## To do:
Return every line of the data below that includes the string "Мальчик".

## Records:
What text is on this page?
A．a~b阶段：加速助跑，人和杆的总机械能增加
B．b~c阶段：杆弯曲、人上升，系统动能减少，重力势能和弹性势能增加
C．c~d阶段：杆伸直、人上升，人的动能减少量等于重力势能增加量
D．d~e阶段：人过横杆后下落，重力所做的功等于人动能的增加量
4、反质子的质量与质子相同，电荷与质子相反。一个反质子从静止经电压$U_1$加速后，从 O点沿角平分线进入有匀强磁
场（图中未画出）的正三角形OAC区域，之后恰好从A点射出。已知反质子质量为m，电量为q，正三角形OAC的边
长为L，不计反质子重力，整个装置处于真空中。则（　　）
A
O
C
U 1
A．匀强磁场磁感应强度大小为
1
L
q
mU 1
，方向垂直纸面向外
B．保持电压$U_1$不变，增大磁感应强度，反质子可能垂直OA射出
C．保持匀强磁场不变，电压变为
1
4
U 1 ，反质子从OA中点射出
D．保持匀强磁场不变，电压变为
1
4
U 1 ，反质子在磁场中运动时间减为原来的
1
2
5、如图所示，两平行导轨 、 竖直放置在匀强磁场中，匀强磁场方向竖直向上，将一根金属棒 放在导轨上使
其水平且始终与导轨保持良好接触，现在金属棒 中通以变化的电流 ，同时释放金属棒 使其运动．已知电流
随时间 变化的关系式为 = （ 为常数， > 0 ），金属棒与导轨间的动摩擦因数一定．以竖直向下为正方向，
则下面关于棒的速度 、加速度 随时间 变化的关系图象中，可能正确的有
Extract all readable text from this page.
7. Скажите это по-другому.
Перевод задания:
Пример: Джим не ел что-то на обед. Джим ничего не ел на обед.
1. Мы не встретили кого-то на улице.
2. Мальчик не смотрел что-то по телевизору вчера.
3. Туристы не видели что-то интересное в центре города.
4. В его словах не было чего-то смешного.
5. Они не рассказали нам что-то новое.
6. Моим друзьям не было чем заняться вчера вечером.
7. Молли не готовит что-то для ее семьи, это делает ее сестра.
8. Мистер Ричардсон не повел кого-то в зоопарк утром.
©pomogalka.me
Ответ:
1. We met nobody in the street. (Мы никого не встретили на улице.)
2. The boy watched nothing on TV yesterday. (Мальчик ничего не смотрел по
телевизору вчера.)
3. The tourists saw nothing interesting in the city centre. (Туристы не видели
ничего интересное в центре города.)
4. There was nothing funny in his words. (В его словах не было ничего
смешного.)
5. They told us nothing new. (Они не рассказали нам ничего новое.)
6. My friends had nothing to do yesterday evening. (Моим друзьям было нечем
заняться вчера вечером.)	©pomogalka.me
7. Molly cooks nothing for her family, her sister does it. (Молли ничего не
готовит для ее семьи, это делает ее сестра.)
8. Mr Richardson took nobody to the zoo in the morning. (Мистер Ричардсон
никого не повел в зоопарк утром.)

## Answer for this exercise:
2. Мальчик не смотрел что-то по телевизору вчера.
2. The boy watched nothing on TV yesterday. (Мальчик ничего не смотрел по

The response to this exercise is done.